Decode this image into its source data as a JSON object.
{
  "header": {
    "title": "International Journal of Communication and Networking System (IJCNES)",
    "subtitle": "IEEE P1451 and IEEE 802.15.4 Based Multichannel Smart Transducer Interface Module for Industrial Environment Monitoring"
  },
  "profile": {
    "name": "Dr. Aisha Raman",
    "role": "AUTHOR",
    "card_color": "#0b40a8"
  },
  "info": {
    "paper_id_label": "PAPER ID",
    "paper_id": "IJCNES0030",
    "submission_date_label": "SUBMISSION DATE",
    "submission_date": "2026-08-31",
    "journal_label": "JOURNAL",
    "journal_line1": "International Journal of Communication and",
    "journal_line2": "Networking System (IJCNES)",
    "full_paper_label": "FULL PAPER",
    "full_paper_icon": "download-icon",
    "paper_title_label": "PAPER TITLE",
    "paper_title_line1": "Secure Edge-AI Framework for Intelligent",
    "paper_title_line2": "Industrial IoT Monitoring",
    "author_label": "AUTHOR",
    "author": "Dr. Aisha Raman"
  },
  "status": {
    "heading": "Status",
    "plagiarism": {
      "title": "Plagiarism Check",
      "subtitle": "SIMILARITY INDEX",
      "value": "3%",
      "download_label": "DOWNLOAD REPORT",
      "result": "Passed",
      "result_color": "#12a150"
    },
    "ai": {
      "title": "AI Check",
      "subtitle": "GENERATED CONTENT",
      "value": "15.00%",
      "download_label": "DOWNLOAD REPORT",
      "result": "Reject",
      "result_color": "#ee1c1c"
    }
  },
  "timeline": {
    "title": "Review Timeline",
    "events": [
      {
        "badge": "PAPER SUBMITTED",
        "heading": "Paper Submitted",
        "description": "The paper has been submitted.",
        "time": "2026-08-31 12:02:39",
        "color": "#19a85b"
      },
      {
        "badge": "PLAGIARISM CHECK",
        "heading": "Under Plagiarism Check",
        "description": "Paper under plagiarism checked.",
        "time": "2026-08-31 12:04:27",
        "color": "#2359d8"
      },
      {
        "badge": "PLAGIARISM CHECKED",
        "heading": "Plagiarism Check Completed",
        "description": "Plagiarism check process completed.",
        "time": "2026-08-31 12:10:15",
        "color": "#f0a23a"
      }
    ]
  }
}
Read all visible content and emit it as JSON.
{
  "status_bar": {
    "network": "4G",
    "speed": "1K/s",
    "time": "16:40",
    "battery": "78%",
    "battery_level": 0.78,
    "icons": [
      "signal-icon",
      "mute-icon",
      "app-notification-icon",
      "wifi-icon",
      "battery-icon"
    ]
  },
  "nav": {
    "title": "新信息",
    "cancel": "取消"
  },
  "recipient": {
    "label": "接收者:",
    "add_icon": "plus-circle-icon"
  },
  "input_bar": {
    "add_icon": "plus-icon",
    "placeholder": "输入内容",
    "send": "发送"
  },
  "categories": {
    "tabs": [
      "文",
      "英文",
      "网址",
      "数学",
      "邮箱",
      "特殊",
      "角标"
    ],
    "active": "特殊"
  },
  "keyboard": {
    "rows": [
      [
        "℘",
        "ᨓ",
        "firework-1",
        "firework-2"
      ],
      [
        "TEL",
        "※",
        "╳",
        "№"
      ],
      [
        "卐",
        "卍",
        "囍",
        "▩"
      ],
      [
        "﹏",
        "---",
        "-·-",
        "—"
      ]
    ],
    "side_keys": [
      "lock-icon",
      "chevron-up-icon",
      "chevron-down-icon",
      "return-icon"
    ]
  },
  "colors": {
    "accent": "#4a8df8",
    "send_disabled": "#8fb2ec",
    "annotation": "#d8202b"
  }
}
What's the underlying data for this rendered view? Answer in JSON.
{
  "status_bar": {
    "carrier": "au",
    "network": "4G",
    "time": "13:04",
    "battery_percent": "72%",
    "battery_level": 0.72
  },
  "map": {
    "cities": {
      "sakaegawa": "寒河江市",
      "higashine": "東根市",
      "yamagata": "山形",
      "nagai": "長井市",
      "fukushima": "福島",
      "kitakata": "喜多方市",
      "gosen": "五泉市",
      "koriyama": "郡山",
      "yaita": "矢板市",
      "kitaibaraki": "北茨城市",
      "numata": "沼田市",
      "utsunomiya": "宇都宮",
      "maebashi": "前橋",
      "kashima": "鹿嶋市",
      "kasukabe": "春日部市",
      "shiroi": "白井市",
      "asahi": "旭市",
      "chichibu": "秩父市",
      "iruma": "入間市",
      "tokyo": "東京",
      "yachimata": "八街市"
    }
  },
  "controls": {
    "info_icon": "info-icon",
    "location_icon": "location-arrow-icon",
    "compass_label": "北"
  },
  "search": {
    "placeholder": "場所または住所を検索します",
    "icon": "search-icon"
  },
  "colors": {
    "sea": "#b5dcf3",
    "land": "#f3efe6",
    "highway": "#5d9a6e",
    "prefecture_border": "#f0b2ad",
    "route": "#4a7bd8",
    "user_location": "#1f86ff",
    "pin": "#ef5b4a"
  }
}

:::::

Work to be completed >> Write out the full listing, keeping every line exactly as it is.

Response to the exercise >>
Decode this image into its source data as a JSON object.
{
  "header": {
    "title": "International Journal of Communication and Networking System (IJCNES)",
    "subtitle": "IEEE P1451 and IEEE 802.15.4 Based Multichannel Smart Transducer Interface Module for Industrial Environment Monitoring"
  },
  "profile": {
    "name": "Dr. Aisha Raman",
    "role": "AUTHOR",
    "card_color": "#0b40a8"
  },
  "info": {
    "paper_id_label": "PAPER ID",
    "paper_id": "IJCNES0030",
    "submission_date_label": "SUBMISSION DATE",
    "submission_date": "2026-08-31",
    "journal_label": "JOURNAL",
    "journal_line1": "International Journal of Communication and",
    "journal_line2": "Networking System (IJCNES)",
    "full_paper_label": "FULL PAPER",
    "full_paper_icon": "download-icon",
    "paper_title_label": "PAPER TITLE",
    "paper_title_line1": "Secure Edge-AI Framework for Intelligent",
    "paper_title_line2": "Industrial IoT Monitoring",
    "author_label": "AUTHOR",
    "author": "Dr. Aisha Raman"
  },
  "status": {
    "heading": "Status",
    "plagiarism": {
      "title": "Plagiarism Check",
      "subtitle": "SIMILARITY INDEX",
      "value": "3%",
      "download_label": "DOWNLOAD REPORT",
      "result": "Passed",
      "result_color": "#12a150"
    },
    "ai": {
      "title": "AI Check",
      "subtitle": "GENERATED CONTENT",
      "value": "15.00%",
      "download_label": "DOWNLOAD REPORT",
      "result": "Reject",
      "result_color": "#ee1c1c"
    }
  },
  "timeline": {
    "title": "Review Timeline",
    "events": [
      {
        "badge": "PAPER SUBMITTED",
        "heading": "Paper Submitted",
        "description": "The paper has been submitted.",
        "time": "2026-08-31 12:02:39",
        "color": "#19a85b"
      },
      {
        "badge": "PLAGIARISM CHECK",
        "heading": "Under Plagiarism Check",
        "description": "Paper under plagiarism checked.",
        "time": "2026-08-31 12:04:27",
        "color": "#2359d8"
      },
      {
        "badge": "PLAGIARISM CHECKED",
        "heading": "Plagiarism Check Completed",
        "description": "Plagiarism check process completed.",
        "time": "2026-08-31 12:10:15",
        "color": "#f0a23a"
      }
    ]
  }
}
Read all visible content and emit it as JSON.
{
  "status_bar": {
    "network": "4G",
    "speed": "1K/s",
    "time": "16:40",
    "battery": "78%",
    "battery_level": 0.78,
    "icons": [
      "signal-icon",
      "mute-icon",
      "app-notification-icon",
      "wifi-icon",
      "battery-icon"
    ]
  },
  "nav": {
    "title": "新信息",
    "cancel": "取消"
  },
  "recipient": {
    "label": "接收者:",
    "add_icon": "plus-circle-icon"
  },
  "input_bar": {
    "add_icon": "plus-icon",
    "placeholder": "输入内容",
    "send": "发送"
  },
  "categories": {
    "tabs": [
      "文",
      "英文",
      "网址",
      "数学",
      "邮箱",
      "特殊",
      "角标"
    ],
    "active": "特殊"
  },
  "keyboard": {
    "rows": [
      [
        "℘",
        "ᨓ",
        "firework-1",
        "firework-2"
      ],
      [
        "TEL",
        "※",
        "╳",
        "№"
      ],
      [
        "卐",
        "卍",
        "囍",
        "▩"
      ],
      [
        "﹏",
        "---",
        "-·-",
        "—"
      ]
    ],
    "side_keys": [
      "lock-icon",
      "chevron-up-icon",
      "chevron-down-icon",
      "return-icon"
    ]
  },
  "colors": {
    "accent": "#4a8df8",
    "send_disabled": "#8fb2ec",
    "annotation": "#d8202b"
  }
}
What's the underlying data for this rendered view? Answer in JSON.
{
  "status_bar": {
    "carrier": "au",
    "network": "4G",
    "time": "13:04",
    "battery_percent": "72%",
    "battery_level": 0.72
  },
  "map": {
    "cities": {
      "sakaegawa": "寒河江市",
      "higashine": "東根市",
      "yamagata": "山形",
      "nagai": "長井市",
      "fukushima": "福島",
      "kitakata": "喜多方市",
      "gosen": "五泉市",
      "koriyama": "郡山",
      "yaita": "矢板市",
      "kitaibaraki": "北茨城市",
      "numata": "沼田市",
      "utsunomiya": "宇都宮",
      "maebashi": "前橋",
      "kashima": "鹿嶋市",
      "kasukabe": "春日部市",
      "shiroi": "白井市",
      "asahi": "旭市",
      "chichibu": "秩父市",
      "iruma": "入間市",
      "tokyo": "東京",
      "yachimata": "八街市"
    }
  },
  "controls": {
    "info_icon": "info-icon",
    "location_icon": "location-arrow-icon",
    "compass_label": "北"
  },
  "search": {
    "placeholder": "場所または住所を検索します",
    "icon": "search-icon"
  },
  "colors": {
    "sea": "#b5dcf3",
    "land": "#f3efe6",
    "highway": "#5d9a6e",
    "prefecture_border": "#f0b2ad",
    "route": "#4a7bd8",
    "user_location": "#1f86ff",
    "pin": "#ef5b4a"
  }
}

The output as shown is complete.